## start Record list

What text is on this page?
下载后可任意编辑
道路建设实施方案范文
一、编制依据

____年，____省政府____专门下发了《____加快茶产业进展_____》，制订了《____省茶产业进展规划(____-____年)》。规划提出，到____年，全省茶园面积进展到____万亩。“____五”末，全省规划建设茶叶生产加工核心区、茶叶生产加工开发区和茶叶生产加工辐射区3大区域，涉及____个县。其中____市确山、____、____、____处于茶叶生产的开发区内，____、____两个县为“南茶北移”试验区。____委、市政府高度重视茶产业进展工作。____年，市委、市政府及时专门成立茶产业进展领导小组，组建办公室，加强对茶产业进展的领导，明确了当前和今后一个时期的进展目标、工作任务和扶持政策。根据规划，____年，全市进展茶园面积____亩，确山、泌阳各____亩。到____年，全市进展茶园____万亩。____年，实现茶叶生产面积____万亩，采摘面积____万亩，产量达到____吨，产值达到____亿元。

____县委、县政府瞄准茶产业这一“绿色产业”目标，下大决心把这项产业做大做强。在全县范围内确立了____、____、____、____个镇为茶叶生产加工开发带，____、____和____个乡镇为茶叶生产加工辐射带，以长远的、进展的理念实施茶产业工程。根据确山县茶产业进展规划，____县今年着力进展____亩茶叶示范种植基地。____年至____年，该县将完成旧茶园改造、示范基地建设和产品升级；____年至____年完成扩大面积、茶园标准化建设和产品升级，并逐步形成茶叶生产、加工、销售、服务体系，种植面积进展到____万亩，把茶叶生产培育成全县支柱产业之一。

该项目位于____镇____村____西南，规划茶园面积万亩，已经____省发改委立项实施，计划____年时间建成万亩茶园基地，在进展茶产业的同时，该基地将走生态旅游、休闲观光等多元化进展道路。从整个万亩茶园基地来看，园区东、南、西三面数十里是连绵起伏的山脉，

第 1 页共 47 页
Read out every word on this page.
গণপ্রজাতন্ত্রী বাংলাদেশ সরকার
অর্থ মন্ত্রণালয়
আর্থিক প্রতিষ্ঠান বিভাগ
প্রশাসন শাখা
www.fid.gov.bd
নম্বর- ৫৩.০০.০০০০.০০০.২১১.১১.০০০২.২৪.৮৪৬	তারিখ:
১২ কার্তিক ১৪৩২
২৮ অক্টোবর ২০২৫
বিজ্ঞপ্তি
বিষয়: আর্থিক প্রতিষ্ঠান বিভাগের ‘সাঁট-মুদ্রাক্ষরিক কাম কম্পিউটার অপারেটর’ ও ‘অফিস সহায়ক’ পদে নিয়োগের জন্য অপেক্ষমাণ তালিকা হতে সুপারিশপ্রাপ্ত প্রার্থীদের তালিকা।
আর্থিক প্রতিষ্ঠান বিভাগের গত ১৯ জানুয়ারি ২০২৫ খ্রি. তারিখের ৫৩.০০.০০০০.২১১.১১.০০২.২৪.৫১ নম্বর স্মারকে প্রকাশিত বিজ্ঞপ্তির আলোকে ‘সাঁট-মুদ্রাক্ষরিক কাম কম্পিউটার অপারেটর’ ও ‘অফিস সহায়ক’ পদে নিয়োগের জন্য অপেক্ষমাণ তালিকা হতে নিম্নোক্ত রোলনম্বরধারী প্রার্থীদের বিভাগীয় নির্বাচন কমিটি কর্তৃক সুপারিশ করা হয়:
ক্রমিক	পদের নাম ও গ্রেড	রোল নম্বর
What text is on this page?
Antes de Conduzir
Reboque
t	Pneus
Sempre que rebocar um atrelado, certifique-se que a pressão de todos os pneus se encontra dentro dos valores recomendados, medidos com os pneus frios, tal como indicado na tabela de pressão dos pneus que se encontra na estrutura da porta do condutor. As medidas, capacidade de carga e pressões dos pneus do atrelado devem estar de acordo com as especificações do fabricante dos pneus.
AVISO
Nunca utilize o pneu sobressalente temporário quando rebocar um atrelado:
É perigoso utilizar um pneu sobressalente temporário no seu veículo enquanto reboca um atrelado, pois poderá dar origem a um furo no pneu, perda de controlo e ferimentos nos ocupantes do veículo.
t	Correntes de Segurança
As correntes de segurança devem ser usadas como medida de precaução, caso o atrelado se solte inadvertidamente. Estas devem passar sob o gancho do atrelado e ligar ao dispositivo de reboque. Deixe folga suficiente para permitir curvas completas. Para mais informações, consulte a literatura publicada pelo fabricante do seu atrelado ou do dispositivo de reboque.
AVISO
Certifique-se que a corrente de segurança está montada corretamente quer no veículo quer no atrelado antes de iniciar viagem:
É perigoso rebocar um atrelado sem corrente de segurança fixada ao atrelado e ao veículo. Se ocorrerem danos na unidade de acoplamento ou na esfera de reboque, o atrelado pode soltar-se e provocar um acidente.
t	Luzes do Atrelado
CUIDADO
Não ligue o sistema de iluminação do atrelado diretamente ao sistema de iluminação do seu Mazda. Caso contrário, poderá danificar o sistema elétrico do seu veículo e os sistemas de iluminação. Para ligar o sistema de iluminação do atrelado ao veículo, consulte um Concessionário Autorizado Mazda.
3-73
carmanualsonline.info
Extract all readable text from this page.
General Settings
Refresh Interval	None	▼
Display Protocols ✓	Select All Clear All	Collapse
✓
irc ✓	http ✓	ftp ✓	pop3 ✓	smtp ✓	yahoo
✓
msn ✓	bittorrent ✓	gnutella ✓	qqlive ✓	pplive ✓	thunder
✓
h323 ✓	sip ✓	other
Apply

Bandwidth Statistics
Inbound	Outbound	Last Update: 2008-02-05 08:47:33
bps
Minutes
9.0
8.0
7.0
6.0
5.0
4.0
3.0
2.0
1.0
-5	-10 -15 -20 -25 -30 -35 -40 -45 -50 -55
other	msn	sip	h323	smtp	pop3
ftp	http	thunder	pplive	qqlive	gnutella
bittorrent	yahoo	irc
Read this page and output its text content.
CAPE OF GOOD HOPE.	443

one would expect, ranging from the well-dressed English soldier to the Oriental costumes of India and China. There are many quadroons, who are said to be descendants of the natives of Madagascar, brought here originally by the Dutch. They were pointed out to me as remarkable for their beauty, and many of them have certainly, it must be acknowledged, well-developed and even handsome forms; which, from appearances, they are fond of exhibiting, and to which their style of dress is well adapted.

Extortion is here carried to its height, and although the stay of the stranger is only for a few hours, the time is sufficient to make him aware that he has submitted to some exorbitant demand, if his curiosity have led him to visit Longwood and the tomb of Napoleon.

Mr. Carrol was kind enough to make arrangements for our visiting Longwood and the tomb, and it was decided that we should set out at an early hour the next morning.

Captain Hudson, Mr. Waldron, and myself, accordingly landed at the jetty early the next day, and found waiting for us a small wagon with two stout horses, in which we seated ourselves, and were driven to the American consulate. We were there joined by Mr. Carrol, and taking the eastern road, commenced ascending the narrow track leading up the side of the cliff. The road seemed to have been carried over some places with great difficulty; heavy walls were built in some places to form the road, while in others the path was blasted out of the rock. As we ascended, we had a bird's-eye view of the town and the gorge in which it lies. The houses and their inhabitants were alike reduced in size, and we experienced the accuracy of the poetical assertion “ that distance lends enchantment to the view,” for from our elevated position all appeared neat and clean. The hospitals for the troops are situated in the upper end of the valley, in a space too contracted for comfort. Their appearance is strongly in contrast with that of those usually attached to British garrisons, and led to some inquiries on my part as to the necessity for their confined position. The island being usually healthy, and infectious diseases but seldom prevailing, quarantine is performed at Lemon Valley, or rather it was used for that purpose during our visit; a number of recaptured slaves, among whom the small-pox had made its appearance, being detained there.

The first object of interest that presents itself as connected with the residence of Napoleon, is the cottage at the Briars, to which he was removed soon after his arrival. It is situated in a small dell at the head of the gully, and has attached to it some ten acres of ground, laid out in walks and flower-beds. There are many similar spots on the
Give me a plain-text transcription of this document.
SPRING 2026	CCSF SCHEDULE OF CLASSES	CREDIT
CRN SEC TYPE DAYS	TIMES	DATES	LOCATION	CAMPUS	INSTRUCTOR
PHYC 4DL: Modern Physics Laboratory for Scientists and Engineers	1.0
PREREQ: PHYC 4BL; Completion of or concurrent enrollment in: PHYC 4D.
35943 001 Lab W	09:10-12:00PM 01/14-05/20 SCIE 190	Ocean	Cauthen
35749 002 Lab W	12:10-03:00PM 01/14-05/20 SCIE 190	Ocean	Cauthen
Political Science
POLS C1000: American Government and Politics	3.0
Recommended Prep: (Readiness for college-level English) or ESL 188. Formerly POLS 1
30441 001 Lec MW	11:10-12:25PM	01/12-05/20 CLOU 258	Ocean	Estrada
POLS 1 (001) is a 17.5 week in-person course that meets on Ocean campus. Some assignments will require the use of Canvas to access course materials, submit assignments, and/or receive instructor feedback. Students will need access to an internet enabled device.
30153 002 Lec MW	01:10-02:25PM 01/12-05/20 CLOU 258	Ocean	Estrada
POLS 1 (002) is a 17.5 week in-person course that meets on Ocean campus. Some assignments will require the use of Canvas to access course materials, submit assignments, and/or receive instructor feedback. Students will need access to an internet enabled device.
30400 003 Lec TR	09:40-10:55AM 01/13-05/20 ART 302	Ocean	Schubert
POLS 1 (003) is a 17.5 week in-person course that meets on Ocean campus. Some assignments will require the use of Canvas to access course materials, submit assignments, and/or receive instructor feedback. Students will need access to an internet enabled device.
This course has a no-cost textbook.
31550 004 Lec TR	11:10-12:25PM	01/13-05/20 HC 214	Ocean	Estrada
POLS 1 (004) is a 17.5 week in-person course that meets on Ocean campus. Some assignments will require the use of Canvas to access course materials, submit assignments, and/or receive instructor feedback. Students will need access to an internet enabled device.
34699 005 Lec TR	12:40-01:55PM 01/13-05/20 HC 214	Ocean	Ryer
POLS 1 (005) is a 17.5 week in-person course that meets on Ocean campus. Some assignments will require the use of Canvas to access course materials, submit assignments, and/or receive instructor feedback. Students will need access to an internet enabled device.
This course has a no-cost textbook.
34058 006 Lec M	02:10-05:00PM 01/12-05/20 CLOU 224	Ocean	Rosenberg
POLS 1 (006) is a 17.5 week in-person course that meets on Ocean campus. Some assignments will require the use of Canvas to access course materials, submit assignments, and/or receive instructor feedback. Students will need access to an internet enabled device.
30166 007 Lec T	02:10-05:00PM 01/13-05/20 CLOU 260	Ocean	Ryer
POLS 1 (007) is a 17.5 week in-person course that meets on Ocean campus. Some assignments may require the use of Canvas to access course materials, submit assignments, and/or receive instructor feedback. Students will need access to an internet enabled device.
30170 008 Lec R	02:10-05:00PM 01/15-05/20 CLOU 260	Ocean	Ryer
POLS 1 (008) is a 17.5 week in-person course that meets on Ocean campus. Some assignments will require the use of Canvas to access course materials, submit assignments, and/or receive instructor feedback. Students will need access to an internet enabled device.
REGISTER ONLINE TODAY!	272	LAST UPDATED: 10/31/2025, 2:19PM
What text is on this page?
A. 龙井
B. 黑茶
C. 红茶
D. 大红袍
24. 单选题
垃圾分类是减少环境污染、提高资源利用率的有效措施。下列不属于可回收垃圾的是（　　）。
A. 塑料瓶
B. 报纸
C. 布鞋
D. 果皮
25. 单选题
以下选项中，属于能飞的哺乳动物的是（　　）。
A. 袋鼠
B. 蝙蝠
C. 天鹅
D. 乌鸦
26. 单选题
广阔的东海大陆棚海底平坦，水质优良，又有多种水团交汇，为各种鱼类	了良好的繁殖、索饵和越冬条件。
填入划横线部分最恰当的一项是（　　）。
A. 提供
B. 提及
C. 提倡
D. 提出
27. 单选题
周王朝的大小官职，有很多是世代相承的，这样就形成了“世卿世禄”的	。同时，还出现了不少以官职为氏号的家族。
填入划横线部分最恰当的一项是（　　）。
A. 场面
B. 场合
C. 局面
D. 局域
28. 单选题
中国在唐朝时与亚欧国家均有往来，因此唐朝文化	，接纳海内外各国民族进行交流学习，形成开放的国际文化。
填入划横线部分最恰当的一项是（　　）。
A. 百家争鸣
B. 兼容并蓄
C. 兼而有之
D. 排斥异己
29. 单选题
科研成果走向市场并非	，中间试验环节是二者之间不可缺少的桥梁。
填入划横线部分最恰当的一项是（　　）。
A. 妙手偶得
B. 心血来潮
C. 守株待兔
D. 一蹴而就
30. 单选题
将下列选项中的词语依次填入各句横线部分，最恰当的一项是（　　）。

## end Record list

-- Task goal --
Using the entries above, find all lines with "PHYC". Copy them.

-- Result for this exercise --
PHYC 4DL: Modern Physics Laboratory for Scientists and Engineers	1.0
PREREQ: PHYC 4BL; Completion of or concurrent enrollment in: PHYC 4D.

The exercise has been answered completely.